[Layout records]
⁂
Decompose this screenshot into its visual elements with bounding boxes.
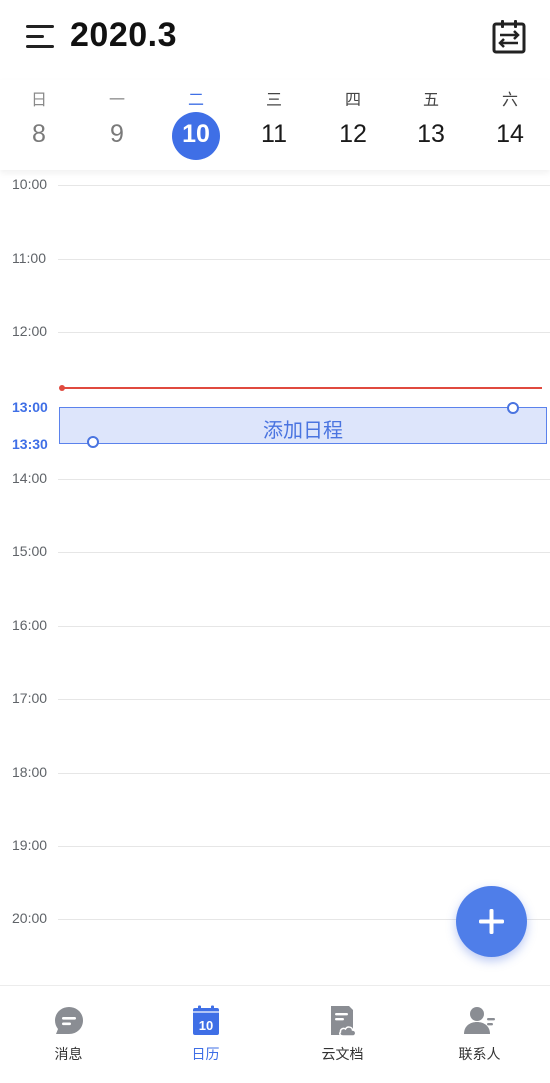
weekday-label: 四 [344,90,361,109]
day-wed[interactable]: 三 11 [235,80,313,170]
new-event-block[interactable]: 添加日程 [59,407,547,444]
hour-gridline [58,552,550,553]
resize-handle-bottom[interactable] [87,436,99,448]
hour-row: 19:00 [0,837,550,853]
weekday-label: 五 [422,90,439,109]
weekday-label: 六 [501,90,518,109]
hour-gridline [58,185,550,186]
hour-row: 15:00 [0,543,550,559]
resize-handle-top[interactable] [507,402,519,414]
hour-row: 14:00 [0,470,550,486]
day-timeline[interactable]: 10:00 11:00 12:00 14:00 15:00 16:00 17:0… [0,170,550,985]
hour-label: 19:00 [12,837,48,853]
bottom-nav: 消息 10 日历 云文档 联系人 [0,985,550,1083]
hour-row: 11:00 [0,250,550,266]
hour-gridline [58,626,550,627]
nav-contacts[interactable]: 联系人 [411,986,548,1083]
nav-label: 云文档 [321,1047,364,1063]
nav-label: 联系人 [458,1047,501,1063]
nav-label: 消息 [54,1047,83,1063]
selection-end-label: 13:30 [12,436,48,452]
day-number: 14 [496,120,524,148]
month-title[interactable]: 2020.3 [70,16,177,55]
current-time-line [59,385,542,391]
weekday-label: 日 [30,90,47,109]
add-schedule-label: 添加日程 [263,418,343,442]
nav-label: 日历 [191,1047,220,1063]
calendar-icon-date: 10 [198,1018,212,1033]
message-icon [54,1007,83,1034]
week-strip: 日 8 一 9 二 10 三 11 四 12 五 13 六 14 [0,80,550,170]
calendar-icon: 10 [192,1005,219,1035]
current-time-dot [59,385,65,391]
day-number: 11 [261,120,287,148]
hour-label: 20:00 [12,910,48,926]
day-number: 12 [339,120,367,148]
weekday-label: 三 [265,90,282,109]
day-thu[interactable]: 四 12 [314,80,392,170]
add-event-button[interactable] [456,886,527,957]
weekday-label: 一 [108,90,125,109]
contacts-icon [463,1007,495,1034]
day-mon[interactable]: 一 9 [78,80,156,170]
hour-label: 10:00 [12,176,48,192]
day-sun[interactable]: 日 8 [0,80,78,170]
hour-row: 16:00 [0,617,550,633]
plus-icon [479,909,504,934]
hour-gridline [58,479,550,480]
hour-label: 12:00 [12,323,48,339]
cloud-doc-icon [330,1006,356,1037]
hour-gridline [58,846,550,847]
selection-start-label: 13:00 [12,399,48,415]
hour-gridline [58,259,550,260]
hour-label: 16:00 [12,617,48,633]
hour-label: 11:00 [12,250,46,266]
hour-label: 17:00 [12,690,48,706]
day-tue-selected[interactable]: 二 10 [157,80,235,170]
hour-row: 17:00 [0,690,550,706]
hour-label: 14:00 [12,470,48,486]
hour-gridline [58,773,550,774]
day-number: 10 [182,120,210,148]
day-sat[interactable]: 六 14 [471,80,549,170]
hour-label: 15:00 [12,543,48,559]
hour-row: 18:00 [0,764,550,780]
nav-cloud-docs[interactable]: 云文档 [274,986,411,1083]
hour-row: 10:00 [0,176,550,192]
day-number: 9 [110,120,124,148]
day-number: 13 [417,120,445,148]
nav-calendar[interactable]: 10 日历 [137,986,274,1083]
app-bar: 2020.3 [0,0,550,74]
calendar-switch-icon[interactable] [490,18,528,56]
menu-icon[interactable] [26,24,56,50]
hour-gridline [58,332,550,333]
weekday-label: 二 [187,90,204,109]
hour-row: 12:00 [0,323,550,339]
day-fri[interactable]: 五 13 [392,80,470,170]
hour-label: 18:00 [12,764,48,780]
hour-gridline [58,699,550,700]
day-number: 8 [32,120,46,148]
nav-messages[interactable]: 消息 [0,986,137,1083]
⁂
Write out the material above again, switching every "hour-gridline" to "hour-divider" and keeping everything else the same. Omit the picture.

▸ Reply to the task
Decompose this screenshot into its visual elements with bounding boxes.
weekday-label: 四 [344,90,361,109]
day-wed[interactable]: 三 11 [235,80,313,170]
new-event-block[interactable]: 添加日程 [59,407,547,444]
hour-divider [58,552,550,553]
resize-handle-bottom[interactable] [87,436,99,448]
hour-row: 19:00 [0,837,550,853]
weekday-label: 五 [422,90,439,109]
weekday-label: 六 [501,90,518,109]
hour-divider [58,185,550,186]
hour-row: 15:00 [0,543,550,559]
resize-handle-top[interactable] [507,402,519,414]
hour-row: 14:00 [0,470,550,486]
day-timeline[interactable]: 10:00 11:00 12:00 14:00 15:00 16:00 17:0… [0,170,550,985]
hour-label: 19:00 [12,837,48,853]
bottom-nav: 消息 10 日历 云文档 联系人 [0,985,550,1083]
hour-row: 11:00 [0,250,550,266]
hour-divider [58,626,550,627]
nav-contacts[interactable]: 联系人 [411,986,548,1083]
nav-label: 云文档 [321,1047,364,1063]
nav-label: 联系人 [458,1047,501,1063]
nav-label: 消息 [54,1047,83,1063]
selection-end-label: 13:30 [12,436,48,452]
day-number: 14 [496,120,524,148]
month-title[interactable]: 2020.3 [70,16,177,55]
current-time-line [59,385,542,391]
weekday-label: 日 [30,90,47,109]
add-schedule-label: 添加日程 [263,418,343,442]
nav-label: 日历 [191,1047,220,1063]
calendar-icon-date: 10 [198,1018,212,1033]
message-icon [54,1007,83,1034]
week-strip: 日 8 一 9 二 10 三 11 四 12 五 13 六 14 [0,80,550,170]
calendar-icon: 10 [192,1005,219,1035]
current-time-dot [59,385,65,391]
day-number: 11 [261,120,287,148]
hour-label: 20:00 [12,910,48,926]
day-number: 12 [339,120,367,148]
weekday-label: 三 [265,90,282,109]
day-thu[interactable]: 四 12 [314,80,392,170]
add-event-button[interactable] [456,886,527,957]
weekday-label: 一 [108,90,125,109]
contacts-icon [463,1007,495,1034]
day-mon[interactable]: 一 9 [78,80,156,170]
hour-label: 10:00 [12,176,48,192]
day-sun[interactable]: 日 8 [0,80,78,170]
hour-row: 16:00 [0,617,550,633]
plus-icon [479,909,504,934]
hour-divider [58,479,550,480]
hour-label: 12:00 [12,323,48,339]
cloud-doc-icon [330,1006,356,1037]
hour-divider [58,846,550,847]
selection-start-label: 13:00 [12,399,48,415]
hour-divider [58,259,550,260]
hour-label: 16:00 [12,617,48,633]
hour-label: 11:00 [12,250,46,266]
hour-label: 17:00 [12,690,48,706]
day-tue-selected[interactable]: 二 10 [157,80,235,170]
hour-row: 17:00 [0,690,550,706]
hour-label: 14:00 [12,470,48,486]
hour-divider [58,773,550,774]
day-number: 10 [182,120,210,148]
day-sat[interactable]: 六 14 [471,80,549,170]
hour-label: 15:00 [12,543,48,559]
hour-row: 18:00 [0,764,550,780]
nav-cloud-docs[interactable]: 云文档 [274,986,411,1083]
hour-row: 10:00 [0,176,550,192]
day-number: 9 [110,120,124,148]
day-number: 13 [417,120,445,148]
nav-calendar[interactable]: 10 日历 [137,986,274,1083]
app-bar: 2020.3 [0,0,550,74]
calendar-switch-icon[interactable] [490,18,528,56]
menu-icon[interactable] [26,24,56,50]
hour-divider [58,332,550,333]
weekday-label: 二 [187,90,204,109]
hour-row: 12:00 [0,323,550,339]
day-fri[interactable]: 五 13 [392,80,470,170]
hour-label: 18:00 [12,764,48,780]
hour-divider [58,699,550,700]
day-number: 8 [32,120,46,148]
nav-messages[interactable]: 消息 [0,986,137,1083]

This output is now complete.